───── Records for the exercise

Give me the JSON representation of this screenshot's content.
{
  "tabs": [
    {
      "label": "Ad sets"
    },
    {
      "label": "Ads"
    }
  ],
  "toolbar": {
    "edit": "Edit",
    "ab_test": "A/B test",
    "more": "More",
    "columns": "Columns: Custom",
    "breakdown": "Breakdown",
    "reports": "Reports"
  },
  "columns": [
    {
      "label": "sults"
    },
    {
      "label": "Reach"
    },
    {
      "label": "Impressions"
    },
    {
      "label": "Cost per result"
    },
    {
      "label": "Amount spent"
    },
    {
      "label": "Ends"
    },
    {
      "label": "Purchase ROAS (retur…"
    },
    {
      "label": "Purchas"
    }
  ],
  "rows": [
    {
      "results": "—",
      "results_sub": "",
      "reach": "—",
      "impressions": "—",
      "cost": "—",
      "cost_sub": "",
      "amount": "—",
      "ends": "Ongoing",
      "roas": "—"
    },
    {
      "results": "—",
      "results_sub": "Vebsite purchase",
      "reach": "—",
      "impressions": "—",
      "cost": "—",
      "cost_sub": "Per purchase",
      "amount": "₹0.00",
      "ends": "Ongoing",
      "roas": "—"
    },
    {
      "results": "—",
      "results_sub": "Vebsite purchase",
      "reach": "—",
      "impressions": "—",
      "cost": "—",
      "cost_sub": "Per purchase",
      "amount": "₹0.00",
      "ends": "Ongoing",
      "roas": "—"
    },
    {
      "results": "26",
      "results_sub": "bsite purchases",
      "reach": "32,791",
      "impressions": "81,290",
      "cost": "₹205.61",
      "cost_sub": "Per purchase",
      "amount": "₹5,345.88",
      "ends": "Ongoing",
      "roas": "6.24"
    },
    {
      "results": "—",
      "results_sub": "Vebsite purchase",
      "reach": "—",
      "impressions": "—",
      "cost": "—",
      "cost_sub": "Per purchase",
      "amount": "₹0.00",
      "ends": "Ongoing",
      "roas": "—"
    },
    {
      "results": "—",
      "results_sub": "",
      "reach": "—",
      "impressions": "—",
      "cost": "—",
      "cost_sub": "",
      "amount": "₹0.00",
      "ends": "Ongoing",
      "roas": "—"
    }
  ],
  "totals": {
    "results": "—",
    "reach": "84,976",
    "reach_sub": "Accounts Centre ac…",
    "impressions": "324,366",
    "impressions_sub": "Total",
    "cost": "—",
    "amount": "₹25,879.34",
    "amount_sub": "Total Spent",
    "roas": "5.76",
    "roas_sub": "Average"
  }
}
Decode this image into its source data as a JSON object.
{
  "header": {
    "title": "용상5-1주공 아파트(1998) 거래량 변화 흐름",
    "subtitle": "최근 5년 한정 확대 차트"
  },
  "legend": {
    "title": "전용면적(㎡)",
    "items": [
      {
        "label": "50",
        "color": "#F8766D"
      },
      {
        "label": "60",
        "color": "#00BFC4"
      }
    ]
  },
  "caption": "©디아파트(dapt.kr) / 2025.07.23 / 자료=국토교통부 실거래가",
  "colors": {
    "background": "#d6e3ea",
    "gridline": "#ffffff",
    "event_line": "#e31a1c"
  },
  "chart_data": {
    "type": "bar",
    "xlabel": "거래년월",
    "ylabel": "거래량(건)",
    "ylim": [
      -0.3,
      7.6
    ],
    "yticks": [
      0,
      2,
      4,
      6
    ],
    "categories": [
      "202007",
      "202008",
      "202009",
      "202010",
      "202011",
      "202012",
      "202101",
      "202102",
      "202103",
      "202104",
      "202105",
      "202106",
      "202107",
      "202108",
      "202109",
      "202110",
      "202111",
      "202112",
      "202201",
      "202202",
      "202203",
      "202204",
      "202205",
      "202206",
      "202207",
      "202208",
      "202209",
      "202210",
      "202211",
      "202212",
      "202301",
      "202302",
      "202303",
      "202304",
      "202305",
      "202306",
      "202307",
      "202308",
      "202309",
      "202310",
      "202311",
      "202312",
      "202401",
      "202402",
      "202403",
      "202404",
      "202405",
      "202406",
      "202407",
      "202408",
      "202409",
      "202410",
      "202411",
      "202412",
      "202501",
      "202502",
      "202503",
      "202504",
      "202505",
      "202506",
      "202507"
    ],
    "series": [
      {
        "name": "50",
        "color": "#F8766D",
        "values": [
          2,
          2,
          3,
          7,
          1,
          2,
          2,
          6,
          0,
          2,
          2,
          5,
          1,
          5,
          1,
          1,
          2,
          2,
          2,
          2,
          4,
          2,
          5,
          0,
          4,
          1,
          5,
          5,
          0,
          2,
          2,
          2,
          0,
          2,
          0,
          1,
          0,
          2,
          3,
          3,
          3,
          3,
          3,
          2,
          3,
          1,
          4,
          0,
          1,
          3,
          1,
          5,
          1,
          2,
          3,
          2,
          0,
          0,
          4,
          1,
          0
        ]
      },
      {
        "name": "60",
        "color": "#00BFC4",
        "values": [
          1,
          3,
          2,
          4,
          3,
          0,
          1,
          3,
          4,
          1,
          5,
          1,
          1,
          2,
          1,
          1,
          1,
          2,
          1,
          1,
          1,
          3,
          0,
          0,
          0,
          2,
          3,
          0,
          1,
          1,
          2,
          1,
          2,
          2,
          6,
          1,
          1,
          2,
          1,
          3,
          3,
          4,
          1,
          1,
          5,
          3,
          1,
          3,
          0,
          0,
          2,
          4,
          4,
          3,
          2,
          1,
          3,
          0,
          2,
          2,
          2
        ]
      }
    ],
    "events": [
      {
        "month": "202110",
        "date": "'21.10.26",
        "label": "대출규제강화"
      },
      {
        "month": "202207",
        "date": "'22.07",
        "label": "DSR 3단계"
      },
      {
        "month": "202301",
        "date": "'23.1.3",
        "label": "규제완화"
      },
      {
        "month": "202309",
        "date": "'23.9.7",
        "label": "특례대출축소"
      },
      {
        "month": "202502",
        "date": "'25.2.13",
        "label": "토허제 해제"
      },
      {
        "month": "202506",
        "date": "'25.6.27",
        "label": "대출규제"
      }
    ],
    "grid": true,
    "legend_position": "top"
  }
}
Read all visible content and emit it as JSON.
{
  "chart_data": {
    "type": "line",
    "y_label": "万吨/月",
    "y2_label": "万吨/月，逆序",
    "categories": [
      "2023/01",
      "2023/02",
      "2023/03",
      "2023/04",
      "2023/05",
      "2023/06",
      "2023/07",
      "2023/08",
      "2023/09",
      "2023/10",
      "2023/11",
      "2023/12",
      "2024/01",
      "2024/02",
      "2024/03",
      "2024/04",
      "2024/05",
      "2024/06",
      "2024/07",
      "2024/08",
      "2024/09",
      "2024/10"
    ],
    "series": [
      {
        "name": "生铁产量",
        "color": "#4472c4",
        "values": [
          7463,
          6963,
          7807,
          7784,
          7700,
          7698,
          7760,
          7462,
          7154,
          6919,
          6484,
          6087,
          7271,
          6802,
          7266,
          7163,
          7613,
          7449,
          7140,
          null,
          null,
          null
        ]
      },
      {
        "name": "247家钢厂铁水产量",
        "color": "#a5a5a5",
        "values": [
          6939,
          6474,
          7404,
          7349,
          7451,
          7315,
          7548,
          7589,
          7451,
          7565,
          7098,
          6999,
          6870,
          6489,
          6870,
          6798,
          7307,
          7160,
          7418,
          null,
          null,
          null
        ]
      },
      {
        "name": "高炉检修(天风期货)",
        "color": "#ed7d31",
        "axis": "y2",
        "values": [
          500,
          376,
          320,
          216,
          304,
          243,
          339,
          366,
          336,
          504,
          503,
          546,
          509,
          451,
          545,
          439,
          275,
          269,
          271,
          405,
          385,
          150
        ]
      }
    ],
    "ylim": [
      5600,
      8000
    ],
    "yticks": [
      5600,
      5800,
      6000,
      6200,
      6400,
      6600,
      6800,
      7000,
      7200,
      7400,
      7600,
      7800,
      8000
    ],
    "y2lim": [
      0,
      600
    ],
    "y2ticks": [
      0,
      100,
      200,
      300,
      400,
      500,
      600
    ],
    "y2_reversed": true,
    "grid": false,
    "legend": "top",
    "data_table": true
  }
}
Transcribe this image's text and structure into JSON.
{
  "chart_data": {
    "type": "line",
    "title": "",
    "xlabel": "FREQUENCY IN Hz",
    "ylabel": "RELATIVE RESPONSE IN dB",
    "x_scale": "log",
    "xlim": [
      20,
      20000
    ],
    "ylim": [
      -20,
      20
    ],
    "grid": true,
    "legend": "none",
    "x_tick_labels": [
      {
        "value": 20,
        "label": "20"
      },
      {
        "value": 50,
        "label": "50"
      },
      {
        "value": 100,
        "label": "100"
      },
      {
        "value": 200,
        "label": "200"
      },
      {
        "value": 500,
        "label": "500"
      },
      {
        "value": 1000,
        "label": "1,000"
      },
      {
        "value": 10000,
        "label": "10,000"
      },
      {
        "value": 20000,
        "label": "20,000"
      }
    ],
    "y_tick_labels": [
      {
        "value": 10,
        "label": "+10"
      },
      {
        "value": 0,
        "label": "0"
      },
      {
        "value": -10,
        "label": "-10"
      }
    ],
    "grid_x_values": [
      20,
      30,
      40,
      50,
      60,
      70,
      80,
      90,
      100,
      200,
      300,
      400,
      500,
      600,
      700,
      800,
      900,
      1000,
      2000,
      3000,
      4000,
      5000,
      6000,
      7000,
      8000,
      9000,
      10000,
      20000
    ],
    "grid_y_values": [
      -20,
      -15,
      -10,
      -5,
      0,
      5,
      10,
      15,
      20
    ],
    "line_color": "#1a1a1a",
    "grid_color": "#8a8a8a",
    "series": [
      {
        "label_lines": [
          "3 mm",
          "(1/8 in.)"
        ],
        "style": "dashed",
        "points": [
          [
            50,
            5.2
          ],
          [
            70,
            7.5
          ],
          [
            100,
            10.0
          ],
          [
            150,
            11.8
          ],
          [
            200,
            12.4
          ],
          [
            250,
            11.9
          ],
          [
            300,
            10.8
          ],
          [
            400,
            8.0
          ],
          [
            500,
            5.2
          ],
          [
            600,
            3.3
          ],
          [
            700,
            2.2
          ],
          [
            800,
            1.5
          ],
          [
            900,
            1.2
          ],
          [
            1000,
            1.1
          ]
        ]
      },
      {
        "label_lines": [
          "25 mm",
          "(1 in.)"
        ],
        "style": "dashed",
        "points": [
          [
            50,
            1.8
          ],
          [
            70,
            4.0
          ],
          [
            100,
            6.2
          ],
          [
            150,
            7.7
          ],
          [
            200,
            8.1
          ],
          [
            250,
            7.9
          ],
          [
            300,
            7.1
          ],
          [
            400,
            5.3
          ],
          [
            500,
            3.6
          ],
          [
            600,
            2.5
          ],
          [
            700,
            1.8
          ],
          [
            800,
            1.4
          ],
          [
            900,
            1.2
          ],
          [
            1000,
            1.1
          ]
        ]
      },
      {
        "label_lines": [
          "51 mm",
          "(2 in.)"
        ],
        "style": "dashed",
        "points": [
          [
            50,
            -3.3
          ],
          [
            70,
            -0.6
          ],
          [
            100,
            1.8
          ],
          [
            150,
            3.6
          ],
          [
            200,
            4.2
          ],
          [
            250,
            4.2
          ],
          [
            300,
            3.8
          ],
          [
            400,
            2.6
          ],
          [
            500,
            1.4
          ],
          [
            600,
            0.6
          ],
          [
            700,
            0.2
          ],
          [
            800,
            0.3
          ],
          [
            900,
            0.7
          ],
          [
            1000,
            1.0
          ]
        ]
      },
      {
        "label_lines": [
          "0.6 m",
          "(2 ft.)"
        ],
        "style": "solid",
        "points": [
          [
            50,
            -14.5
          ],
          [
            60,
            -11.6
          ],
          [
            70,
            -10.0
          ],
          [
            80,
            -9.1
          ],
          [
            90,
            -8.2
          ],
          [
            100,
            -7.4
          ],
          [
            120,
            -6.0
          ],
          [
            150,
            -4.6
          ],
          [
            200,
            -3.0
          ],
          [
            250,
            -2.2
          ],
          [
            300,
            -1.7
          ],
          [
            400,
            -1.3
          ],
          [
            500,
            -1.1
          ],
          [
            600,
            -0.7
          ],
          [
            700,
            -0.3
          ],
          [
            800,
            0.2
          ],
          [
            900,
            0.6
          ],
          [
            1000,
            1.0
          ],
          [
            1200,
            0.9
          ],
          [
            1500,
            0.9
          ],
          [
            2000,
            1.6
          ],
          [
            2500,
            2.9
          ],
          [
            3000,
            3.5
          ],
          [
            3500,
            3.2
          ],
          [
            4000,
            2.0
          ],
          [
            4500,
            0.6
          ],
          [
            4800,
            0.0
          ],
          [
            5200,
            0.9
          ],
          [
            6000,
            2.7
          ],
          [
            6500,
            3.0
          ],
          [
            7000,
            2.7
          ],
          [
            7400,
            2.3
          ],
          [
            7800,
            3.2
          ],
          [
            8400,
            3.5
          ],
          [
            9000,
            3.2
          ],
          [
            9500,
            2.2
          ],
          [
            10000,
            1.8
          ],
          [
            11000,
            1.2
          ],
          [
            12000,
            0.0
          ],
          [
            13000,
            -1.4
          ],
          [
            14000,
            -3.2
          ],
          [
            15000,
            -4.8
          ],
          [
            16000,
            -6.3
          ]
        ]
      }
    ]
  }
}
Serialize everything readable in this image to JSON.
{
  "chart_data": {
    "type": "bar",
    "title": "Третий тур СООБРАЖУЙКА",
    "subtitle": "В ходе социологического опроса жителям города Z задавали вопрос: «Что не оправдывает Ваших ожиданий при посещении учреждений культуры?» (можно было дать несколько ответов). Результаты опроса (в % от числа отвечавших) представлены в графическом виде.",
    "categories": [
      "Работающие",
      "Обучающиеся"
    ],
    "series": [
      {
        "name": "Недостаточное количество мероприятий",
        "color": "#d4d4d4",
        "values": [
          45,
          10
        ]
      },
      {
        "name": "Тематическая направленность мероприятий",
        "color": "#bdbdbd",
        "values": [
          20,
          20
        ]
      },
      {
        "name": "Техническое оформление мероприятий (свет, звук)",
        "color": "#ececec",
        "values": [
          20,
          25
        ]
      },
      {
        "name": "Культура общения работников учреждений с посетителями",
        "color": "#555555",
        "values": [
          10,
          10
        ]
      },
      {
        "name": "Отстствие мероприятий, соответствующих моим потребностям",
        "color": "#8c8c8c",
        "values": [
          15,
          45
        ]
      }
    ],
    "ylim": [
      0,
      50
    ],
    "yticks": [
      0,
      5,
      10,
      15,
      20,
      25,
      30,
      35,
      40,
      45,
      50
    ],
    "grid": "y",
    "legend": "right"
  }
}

──────────

▶ _Aim_: Give only the number of lines in the data that include the string "content".

▶ _Output for this exercise_: 2